Look through the entries that follow and return each line that has the string "title".

-- Opening Marker --

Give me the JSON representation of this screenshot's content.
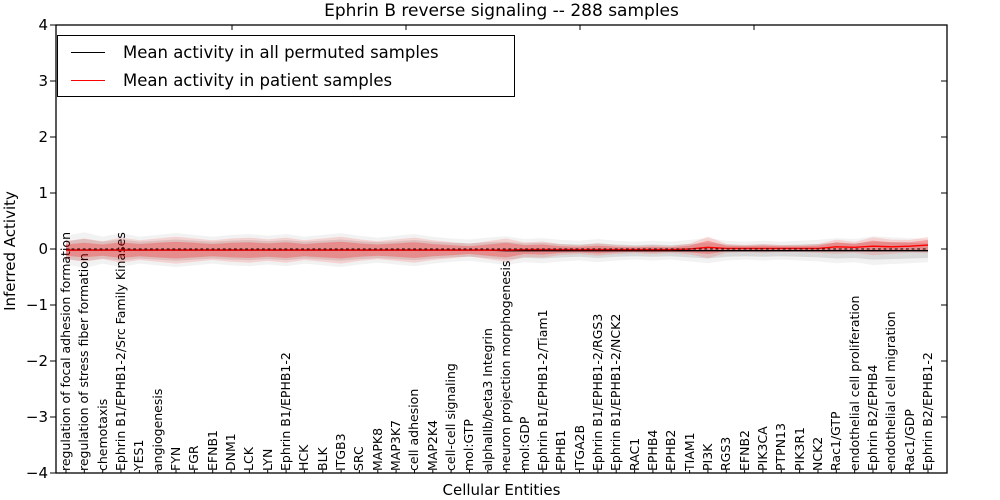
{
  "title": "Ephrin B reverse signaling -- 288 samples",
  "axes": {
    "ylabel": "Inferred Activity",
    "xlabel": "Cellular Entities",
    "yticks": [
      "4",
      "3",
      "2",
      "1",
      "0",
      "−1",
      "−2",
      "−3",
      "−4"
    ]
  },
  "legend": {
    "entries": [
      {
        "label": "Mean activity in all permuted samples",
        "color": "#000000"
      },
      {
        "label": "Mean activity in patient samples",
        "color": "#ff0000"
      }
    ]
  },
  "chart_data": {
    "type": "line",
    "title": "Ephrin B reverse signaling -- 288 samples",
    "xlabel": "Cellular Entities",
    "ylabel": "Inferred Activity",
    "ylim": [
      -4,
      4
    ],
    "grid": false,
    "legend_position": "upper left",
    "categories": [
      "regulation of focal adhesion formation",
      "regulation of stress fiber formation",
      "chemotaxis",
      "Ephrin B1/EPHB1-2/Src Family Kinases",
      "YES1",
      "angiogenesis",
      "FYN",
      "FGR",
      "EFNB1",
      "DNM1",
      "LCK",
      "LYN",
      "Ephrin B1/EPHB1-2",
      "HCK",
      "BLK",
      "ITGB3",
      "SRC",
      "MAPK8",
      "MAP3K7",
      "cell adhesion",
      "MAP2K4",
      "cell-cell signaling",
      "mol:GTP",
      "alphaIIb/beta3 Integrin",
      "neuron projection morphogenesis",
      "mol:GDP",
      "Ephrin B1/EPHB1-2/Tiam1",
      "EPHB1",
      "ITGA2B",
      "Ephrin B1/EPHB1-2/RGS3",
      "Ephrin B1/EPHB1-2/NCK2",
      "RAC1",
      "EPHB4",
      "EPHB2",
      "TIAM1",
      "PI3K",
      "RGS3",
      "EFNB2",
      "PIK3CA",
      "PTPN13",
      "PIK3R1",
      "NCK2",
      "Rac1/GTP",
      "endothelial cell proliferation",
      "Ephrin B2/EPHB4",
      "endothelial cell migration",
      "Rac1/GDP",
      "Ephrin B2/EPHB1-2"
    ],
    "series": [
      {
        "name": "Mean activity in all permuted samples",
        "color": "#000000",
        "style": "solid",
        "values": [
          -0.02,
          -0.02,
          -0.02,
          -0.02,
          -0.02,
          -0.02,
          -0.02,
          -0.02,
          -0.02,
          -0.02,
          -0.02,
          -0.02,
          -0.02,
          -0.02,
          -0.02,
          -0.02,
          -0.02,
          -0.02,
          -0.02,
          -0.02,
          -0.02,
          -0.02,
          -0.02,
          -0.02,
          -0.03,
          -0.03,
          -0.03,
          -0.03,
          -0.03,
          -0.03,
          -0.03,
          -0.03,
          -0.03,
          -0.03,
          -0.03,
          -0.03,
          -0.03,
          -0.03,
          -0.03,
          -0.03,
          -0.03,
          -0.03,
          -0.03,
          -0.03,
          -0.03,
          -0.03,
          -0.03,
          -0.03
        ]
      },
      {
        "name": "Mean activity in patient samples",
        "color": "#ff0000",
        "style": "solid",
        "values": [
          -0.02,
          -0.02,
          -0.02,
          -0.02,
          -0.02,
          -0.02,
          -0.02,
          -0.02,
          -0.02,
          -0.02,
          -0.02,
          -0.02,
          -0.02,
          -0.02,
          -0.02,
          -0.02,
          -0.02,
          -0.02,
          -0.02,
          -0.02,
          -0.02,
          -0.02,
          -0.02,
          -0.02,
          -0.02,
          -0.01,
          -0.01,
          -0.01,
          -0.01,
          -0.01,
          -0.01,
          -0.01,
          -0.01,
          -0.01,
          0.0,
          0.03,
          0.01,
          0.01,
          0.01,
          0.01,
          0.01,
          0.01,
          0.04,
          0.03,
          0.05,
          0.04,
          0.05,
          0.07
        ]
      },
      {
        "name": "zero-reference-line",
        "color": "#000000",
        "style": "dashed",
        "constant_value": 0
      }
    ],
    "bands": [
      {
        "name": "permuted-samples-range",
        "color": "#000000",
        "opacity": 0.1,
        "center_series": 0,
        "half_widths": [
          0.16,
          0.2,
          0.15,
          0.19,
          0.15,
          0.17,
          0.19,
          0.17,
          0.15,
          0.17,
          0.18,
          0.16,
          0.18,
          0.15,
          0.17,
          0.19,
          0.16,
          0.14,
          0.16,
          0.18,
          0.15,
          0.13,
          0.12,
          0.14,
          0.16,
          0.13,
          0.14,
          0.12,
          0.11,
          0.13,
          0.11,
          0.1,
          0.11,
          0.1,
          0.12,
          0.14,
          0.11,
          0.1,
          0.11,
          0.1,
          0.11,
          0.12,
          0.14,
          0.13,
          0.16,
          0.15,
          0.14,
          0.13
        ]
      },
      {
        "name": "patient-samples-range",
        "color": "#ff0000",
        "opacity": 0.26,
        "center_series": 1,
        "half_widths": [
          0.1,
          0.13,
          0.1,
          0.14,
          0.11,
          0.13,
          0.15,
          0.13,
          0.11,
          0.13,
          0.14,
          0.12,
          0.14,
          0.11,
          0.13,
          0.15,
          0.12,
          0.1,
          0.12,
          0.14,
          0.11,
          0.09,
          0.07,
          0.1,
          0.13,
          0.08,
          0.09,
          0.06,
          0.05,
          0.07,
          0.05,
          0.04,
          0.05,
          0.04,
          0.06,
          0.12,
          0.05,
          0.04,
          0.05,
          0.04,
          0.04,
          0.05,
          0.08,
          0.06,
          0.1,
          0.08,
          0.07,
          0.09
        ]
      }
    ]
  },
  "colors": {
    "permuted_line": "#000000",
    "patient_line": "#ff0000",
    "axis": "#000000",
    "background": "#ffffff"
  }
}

-- Closing Marker --

## RESULT OF THE TASK:
  "title": "Ephrin B reverse signaling -- 288 samples",
    "title": "Ephrin B reverse signaling -- 288 samples",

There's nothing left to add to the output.